#### What to produce
Count the lines that hold the string "miſiſti". Reply with the number alone.

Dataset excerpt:
===============

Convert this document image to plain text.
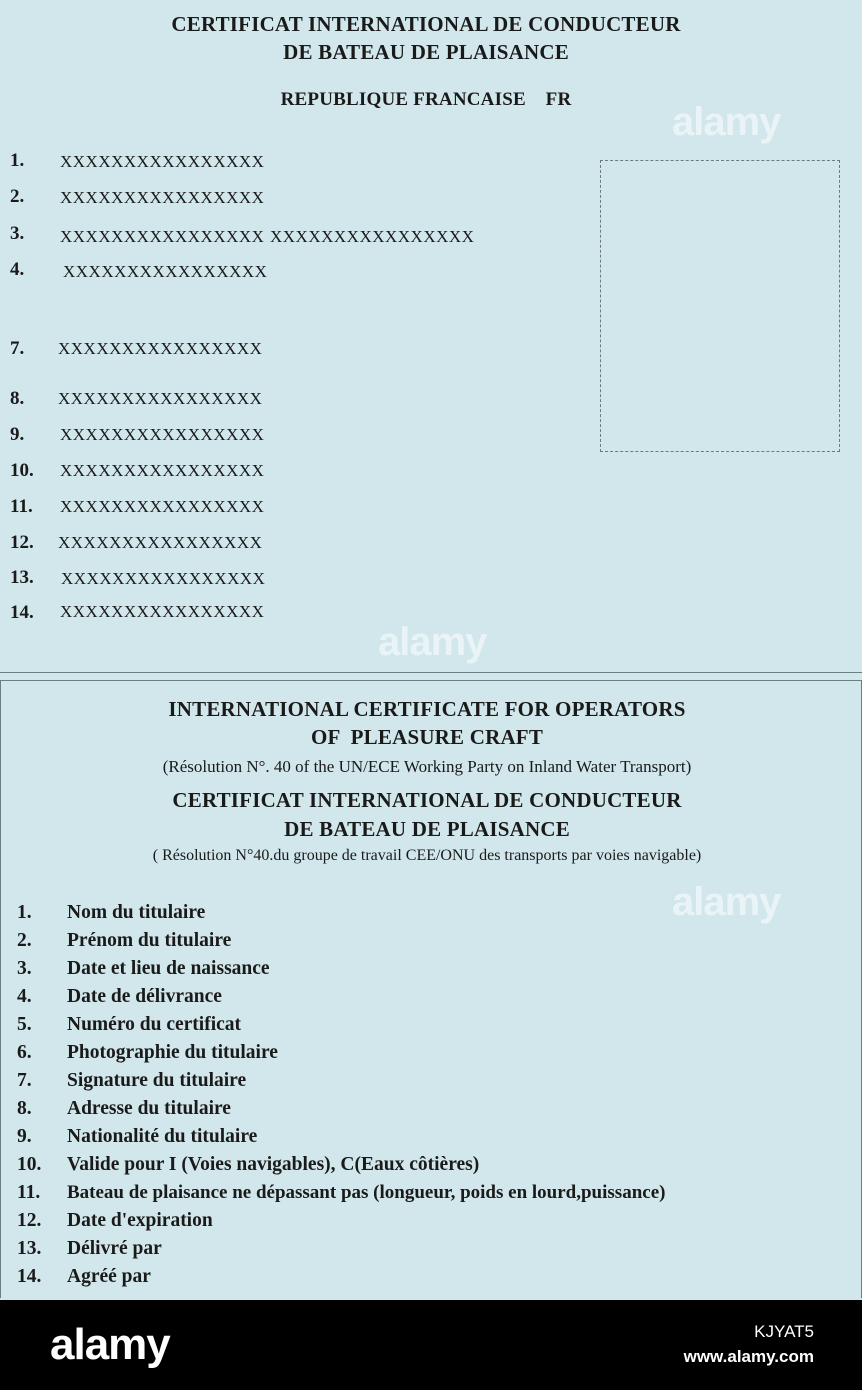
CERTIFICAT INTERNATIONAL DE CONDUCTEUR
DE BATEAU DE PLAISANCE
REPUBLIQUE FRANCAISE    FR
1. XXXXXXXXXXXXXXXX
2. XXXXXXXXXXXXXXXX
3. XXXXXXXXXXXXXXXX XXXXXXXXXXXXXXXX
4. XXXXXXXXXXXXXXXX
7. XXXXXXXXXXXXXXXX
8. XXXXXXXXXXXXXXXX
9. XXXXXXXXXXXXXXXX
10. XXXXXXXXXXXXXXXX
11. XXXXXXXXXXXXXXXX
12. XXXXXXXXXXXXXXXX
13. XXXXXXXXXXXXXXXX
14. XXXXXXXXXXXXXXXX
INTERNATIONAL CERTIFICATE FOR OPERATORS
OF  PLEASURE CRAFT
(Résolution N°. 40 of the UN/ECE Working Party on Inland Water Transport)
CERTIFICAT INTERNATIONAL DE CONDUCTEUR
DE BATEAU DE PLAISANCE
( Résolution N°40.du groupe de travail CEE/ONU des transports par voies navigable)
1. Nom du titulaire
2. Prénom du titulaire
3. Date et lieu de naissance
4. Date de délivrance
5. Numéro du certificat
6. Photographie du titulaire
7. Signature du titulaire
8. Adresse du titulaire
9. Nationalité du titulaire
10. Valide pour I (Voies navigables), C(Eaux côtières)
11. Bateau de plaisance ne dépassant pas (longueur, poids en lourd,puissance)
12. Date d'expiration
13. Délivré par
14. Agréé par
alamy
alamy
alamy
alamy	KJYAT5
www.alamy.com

===============

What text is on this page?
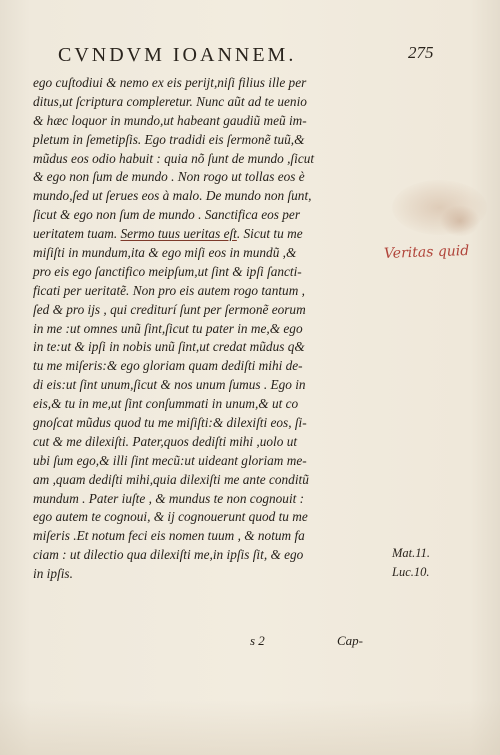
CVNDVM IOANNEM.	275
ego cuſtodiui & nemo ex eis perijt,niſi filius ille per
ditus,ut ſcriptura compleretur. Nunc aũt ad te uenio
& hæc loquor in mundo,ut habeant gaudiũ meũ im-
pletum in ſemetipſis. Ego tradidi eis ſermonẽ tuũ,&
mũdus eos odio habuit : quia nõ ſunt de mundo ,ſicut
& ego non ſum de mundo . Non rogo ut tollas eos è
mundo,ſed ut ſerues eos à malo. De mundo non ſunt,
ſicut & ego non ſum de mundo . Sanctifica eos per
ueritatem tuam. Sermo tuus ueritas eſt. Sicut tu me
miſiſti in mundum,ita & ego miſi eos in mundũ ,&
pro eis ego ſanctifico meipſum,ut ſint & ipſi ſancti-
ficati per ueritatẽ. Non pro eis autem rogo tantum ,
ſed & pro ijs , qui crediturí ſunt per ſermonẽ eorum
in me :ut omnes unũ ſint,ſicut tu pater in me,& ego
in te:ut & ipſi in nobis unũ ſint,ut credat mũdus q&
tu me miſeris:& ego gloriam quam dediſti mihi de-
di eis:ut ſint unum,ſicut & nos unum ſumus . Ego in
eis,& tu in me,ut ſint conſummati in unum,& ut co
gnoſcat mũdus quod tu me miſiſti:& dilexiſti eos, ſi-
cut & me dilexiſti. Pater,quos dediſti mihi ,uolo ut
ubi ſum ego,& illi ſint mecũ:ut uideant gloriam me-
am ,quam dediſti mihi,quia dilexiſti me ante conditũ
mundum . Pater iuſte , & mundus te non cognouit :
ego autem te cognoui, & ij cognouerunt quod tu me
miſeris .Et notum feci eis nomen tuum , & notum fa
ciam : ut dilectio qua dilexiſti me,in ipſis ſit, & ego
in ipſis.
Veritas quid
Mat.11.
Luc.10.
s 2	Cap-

===============

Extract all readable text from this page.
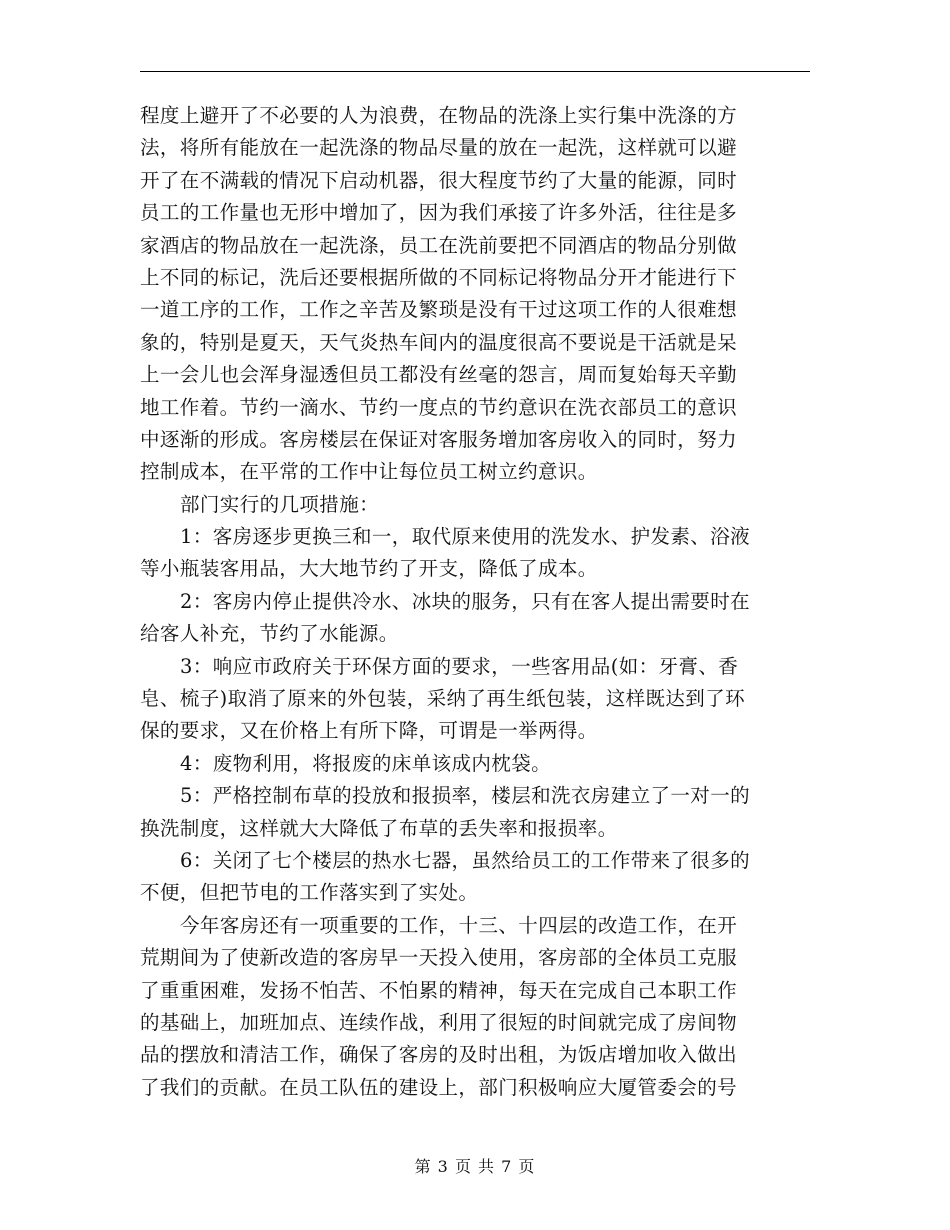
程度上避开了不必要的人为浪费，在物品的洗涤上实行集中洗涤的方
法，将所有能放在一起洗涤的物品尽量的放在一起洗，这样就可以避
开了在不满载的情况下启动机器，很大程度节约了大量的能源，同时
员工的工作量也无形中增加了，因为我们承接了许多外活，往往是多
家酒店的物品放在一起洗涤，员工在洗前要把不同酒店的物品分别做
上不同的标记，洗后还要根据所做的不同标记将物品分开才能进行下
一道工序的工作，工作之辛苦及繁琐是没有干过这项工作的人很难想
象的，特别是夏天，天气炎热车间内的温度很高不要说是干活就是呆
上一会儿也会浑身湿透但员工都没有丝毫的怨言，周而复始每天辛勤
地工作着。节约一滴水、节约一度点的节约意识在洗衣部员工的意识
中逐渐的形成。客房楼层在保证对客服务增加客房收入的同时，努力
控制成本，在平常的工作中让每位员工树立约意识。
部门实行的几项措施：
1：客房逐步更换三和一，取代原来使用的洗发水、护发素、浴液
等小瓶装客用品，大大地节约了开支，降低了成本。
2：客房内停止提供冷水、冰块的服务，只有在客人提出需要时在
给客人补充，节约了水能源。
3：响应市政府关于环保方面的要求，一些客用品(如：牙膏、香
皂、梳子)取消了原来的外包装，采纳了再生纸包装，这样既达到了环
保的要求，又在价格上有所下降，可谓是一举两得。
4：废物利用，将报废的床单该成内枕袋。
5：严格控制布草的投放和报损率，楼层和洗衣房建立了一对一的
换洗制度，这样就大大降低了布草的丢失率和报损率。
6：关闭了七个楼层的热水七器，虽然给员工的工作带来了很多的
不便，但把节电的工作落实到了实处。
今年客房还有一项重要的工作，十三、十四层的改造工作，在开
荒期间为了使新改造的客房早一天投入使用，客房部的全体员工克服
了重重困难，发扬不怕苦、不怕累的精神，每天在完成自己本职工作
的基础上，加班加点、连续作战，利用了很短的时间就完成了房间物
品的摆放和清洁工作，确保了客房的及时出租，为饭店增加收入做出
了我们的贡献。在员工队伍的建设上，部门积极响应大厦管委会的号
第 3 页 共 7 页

===============

#### Task solution
2